_Directions for this task_. Find the lines containing the word "JSON" and copy every one of them.

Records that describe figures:
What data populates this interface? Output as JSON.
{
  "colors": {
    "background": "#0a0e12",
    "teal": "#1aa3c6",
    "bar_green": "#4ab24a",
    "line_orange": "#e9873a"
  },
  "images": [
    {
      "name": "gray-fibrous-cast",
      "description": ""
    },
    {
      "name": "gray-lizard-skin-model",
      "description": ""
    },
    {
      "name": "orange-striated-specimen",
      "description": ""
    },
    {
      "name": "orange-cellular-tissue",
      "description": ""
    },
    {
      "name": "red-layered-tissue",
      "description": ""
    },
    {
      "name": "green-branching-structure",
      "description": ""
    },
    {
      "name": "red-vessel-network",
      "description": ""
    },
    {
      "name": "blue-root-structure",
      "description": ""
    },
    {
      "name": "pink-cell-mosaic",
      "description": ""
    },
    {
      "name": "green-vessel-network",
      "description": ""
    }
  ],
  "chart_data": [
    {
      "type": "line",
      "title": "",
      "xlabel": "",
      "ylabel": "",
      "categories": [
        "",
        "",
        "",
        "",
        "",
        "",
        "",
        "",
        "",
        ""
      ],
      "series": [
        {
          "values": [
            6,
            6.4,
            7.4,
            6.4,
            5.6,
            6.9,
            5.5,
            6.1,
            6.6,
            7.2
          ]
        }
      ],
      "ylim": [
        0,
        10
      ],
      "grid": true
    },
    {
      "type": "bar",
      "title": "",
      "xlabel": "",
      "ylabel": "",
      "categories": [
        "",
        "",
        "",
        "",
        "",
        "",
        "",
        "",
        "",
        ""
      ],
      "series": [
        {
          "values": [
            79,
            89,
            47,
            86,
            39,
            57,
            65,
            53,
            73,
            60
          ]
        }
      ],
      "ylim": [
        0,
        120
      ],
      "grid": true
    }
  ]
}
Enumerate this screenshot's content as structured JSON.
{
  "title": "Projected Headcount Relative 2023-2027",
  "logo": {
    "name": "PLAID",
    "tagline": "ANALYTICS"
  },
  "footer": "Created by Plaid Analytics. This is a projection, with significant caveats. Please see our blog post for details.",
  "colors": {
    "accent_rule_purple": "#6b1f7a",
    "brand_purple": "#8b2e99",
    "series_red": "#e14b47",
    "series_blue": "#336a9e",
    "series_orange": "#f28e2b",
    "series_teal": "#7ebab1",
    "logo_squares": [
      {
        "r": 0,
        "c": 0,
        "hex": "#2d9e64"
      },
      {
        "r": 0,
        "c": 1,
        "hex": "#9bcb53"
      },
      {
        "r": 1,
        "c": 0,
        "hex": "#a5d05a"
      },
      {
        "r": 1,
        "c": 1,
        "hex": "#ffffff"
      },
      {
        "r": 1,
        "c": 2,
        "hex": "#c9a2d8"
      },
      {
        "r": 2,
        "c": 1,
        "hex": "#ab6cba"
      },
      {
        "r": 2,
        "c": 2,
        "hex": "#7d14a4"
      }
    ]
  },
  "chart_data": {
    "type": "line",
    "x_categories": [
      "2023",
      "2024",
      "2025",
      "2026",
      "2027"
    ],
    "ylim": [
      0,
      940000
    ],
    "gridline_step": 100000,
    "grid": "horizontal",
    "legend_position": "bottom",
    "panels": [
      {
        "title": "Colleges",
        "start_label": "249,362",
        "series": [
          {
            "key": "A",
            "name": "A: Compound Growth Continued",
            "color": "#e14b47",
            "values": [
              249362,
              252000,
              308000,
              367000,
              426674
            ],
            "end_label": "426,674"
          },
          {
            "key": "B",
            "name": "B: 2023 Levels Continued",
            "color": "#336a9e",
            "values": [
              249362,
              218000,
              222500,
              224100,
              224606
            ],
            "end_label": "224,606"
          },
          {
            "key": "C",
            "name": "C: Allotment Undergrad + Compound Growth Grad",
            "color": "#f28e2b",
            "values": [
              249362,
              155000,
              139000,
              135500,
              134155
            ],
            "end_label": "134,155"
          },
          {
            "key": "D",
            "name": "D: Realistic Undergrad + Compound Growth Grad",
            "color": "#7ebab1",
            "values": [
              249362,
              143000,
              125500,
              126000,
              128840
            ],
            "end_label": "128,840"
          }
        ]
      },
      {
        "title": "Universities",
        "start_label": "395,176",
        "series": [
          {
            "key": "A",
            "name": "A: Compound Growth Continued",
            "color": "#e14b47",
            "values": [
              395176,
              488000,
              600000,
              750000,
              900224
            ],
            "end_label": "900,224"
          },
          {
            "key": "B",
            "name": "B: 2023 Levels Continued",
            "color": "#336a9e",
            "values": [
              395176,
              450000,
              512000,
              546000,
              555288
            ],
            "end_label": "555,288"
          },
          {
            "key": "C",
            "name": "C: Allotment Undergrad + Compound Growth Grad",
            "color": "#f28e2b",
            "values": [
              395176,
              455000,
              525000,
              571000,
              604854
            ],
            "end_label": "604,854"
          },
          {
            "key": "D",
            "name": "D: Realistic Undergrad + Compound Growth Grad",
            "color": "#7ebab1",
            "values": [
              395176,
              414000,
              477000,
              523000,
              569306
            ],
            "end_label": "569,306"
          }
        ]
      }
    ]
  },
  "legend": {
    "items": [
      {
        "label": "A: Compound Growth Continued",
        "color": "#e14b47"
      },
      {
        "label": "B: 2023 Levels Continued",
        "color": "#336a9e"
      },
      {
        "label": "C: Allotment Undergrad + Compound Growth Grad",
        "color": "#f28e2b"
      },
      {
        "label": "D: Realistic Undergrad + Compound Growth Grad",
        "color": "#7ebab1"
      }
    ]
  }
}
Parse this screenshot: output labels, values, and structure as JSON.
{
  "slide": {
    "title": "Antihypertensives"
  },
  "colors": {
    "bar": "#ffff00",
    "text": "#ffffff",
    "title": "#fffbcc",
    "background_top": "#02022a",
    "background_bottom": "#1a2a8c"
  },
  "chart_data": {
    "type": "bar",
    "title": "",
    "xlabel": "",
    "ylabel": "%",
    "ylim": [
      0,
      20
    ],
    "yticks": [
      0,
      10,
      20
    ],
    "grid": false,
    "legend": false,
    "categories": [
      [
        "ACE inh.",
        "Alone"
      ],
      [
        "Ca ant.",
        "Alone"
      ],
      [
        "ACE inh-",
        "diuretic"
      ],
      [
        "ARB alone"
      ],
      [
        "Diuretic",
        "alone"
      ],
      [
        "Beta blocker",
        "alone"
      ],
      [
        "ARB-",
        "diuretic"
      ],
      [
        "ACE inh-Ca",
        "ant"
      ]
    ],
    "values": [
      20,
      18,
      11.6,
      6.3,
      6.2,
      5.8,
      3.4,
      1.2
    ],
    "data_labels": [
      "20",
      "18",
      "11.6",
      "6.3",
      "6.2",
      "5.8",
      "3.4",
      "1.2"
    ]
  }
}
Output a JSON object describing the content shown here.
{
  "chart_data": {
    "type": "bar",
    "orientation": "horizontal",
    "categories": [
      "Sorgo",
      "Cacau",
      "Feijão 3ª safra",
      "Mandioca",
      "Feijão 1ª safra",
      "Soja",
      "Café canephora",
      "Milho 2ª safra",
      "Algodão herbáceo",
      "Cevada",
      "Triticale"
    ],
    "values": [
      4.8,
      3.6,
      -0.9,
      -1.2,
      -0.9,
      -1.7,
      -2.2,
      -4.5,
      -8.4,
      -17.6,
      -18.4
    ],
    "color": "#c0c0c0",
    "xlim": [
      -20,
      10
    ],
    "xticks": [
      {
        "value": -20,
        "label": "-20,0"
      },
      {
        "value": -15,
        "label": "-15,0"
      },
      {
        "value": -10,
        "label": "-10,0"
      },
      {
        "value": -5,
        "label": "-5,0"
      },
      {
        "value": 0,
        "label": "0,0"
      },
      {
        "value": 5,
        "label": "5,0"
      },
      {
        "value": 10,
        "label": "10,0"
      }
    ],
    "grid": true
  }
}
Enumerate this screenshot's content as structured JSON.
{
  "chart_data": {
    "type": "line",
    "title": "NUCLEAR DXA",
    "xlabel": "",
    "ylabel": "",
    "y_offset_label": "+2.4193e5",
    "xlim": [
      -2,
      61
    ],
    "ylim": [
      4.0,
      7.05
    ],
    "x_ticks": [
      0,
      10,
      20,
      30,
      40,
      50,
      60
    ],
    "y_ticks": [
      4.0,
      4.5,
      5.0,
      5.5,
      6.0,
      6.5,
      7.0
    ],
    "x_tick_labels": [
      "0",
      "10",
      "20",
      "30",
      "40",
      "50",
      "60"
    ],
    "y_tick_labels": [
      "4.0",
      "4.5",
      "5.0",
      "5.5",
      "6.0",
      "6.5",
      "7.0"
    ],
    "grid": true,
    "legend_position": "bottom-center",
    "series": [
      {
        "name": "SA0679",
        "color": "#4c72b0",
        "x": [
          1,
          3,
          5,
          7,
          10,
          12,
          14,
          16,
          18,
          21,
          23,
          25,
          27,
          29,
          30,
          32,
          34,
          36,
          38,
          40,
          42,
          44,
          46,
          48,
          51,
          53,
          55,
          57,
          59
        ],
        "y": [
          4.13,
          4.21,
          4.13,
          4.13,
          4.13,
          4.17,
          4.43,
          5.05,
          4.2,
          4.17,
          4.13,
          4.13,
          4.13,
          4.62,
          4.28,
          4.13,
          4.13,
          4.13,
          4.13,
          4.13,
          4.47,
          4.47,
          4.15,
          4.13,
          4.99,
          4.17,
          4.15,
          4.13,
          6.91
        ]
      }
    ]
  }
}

_Reply to the exercise_.
What data populates this interface? Output as JSON.
Enumerate this screenshot's content as structured JSON.
Parse this screenshot: output labels, values, and structure as JSON.
Output a JSON object describing the content shown here.
Enumerate this screenshot's content as structured JSON.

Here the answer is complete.